# [REQUIRED TASK]
Work out how many lines of the data hold the string "icon", and reply with that number alone.

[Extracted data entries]
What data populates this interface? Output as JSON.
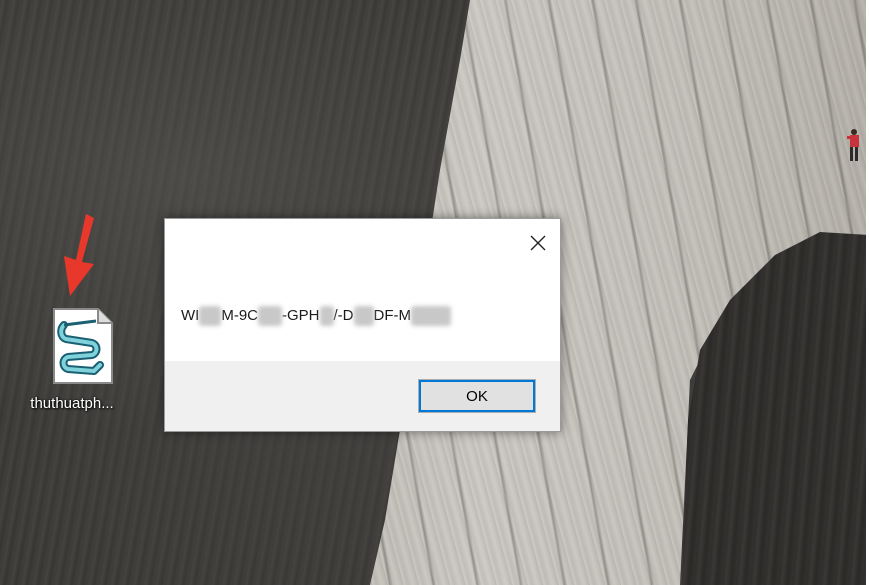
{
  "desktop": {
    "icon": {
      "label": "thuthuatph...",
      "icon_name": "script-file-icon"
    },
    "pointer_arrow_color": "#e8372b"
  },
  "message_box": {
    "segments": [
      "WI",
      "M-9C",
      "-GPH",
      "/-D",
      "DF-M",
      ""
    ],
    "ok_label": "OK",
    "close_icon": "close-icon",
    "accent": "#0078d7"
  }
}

# [THE SOLUTION]
3